### Exercise objective:
The records underneath are to be repeated exactly, with the pictures left out.

### Material to process:

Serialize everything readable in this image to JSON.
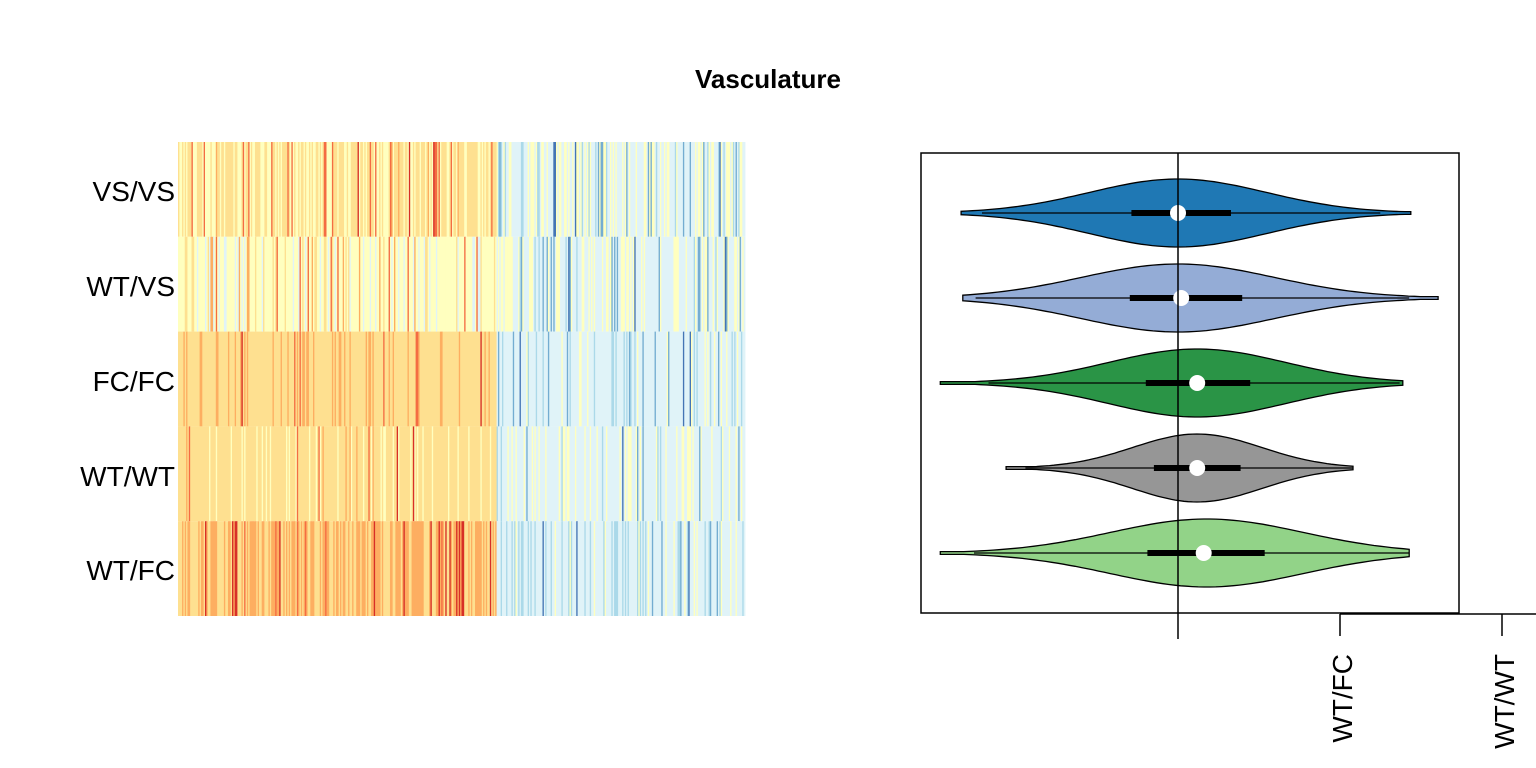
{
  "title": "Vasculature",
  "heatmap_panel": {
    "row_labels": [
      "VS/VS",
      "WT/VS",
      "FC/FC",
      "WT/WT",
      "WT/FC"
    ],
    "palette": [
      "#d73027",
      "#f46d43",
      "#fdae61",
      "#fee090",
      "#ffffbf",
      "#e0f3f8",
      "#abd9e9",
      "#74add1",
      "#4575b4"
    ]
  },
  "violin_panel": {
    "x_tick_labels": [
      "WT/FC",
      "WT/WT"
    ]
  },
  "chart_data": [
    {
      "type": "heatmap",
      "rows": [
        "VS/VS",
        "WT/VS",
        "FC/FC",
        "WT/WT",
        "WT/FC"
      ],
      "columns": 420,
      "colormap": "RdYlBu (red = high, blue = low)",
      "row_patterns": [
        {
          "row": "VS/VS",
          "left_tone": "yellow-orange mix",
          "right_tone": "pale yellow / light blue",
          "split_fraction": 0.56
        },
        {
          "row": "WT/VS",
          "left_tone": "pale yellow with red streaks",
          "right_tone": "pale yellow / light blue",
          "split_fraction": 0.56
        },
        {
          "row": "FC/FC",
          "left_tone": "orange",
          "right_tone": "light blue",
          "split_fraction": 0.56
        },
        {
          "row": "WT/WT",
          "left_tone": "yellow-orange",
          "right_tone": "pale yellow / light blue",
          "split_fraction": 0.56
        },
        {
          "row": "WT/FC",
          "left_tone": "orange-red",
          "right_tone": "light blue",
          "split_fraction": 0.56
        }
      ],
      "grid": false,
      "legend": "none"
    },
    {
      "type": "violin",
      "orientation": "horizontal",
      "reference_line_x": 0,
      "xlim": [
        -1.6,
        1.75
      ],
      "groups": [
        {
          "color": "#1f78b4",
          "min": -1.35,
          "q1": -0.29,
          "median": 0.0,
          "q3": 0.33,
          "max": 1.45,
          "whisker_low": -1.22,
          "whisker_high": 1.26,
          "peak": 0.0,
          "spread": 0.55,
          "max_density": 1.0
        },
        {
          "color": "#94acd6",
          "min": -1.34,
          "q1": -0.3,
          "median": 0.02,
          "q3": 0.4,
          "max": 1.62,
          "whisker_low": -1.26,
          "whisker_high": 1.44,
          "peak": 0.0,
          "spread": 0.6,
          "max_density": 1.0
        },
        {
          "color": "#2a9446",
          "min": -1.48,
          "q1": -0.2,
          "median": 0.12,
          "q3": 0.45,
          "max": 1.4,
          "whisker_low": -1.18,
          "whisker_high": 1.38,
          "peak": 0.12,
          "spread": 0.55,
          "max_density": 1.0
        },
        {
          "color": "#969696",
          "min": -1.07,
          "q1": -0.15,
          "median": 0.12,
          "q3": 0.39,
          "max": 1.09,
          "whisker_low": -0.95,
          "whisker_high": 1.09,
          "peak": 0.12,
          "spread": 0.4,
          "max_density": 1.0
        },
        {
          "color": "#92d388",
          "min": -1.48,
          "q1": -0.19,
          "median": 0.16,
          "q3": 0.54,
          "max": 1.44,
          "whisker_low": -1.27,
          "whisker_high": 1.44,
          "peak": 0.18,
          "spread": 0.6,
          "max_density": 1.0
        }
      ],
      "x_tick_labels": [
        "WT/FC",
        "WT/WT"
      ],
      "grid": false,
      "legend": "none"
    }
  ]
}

### Reply:
Serialize everything readable in this image to JSON.
{
  "title": "Vasculature",
  "heatmap_panel": {
    "row_labels": [
      "VS/VS",
      "WT/VS",
      "FC/FC",
      "WT/WT",
      "WT/FC"
    ],
    "palette": [
      "#d73027",
      "#f46d43",
      "#fdae61",
      "#fee090",
      "#ffffbf",
      "#e0f3f8",
      "#abd9e9",
      "#74add1",
      "#4575b4"
    ]
  },
  "violin_panel": {
    "x_tick_labels": [
      "WT/FC",
      "WT/WT"
    ]
  },
  "chart_data": [
    {
      "type": "heatmap",
      "rows": [
        "VS/VS",
        "WT/VS",
        "FC/FC",
        "WT/WT",
        "WT/FC"
      ],
      "columns": 420,
      "colormap": "RdYlBu (red = high, blue = low)",
      "row_patterns": [
        {
          "row": "VS/VS",
          "left_tone": "yellow-orange mix",
          "right_tone": "pale yellow / light blue",
          "split_fraction": 0.56
        },
        {
          "row": "WT/VS",
          "left_tone": "pale yellow with red streaks",
          "right_tone": "pale yellow / light blue",
          "split_fraction": 0.56
        },
        {
          "row": "FC/FC",
          "left_tone": "orange",
          "right_tone": "light blue",
          "split_fraction": 0.56
        },
        {
          "row": "WT/WT",
          "left_tone": "yellow-orange",
          "right_tone": "pale yellow / light blue",
          "split_fraction": 0.56
        },
        {
          "row": "WT/FC",
          "left_tone": "orange-red",
          "right_tone": "light blue",
          "split_fraction": 0.56
        }
      ],
      "grid": false,
      "legend": "none"
    },
    {
      "type": "violin",
      "orientation": "horizontal",
      "reference_line_x": 0,
      "xlim": [
        -1.6,
        1.75
      ],
      "groups": [
        {
          "color": "#1f78b4",
          "min": -1.35,
          "q1": -0.29,
          "median": 0.0,
          "q3": 0.33,
          "max": 1.45,
          "whisker_low": -1.22,
          "whisker_high": 1.26,
          "peak": 0.0,
          "spread": 0.55,
          "max_density": 1.0
        },
        {
          "color": "#94acd6",
          "min": -1.34,
          "q1": -0.3,
          "median": 0.02,
          "q3": 0.4,
          "max": 1.62,
          "whisker_low": -1.26,
          "whisker_high": 1.44,
          "peak": 0.0,
          "spread": 0.6,
          "max_density": 1.0
        },
        {
          "color": "#2a9446",
          "min": -1.48,
          "q1": -0.2,
          "median": 0.12,
          "q3": 0.45,
          "max": 1.4,
          "whisker_low": -1.18,
          "whisker_high": 1.38,
          "peak": 0.12,
          "spread": 0.55,
          "max_density": 1.0
        },
        {
          "color": "#969696",
          "min": -1.07,
          "q1": -0.15,
          "median": 0.12,
          "q3": 0.39,
          "max": 1.09,
          "whisker_low": -0.95,
          "whisker_high": 1.09,
          "peak": 0.12,
          "spread": 0.4,
          "max_density": 1.0
        },
        {
          "color": "#92d388",
          "min": -1.48,
          "q1": -0.19,
          "median": 0.16,
          "q3": 0.54,
          "max": 1.44,
          "whisker_low": -1.27,
          "whisker_high": 1.44,
          "peak": 0.18,
          "spread": 0.6,
          "max_density": 1.0
        }
      ],
      "x_tick_labels": [
        "WT/FC",
        "WT/WT"
      ],
      "grid": false,
      "legend": "none"
    }
  ]
}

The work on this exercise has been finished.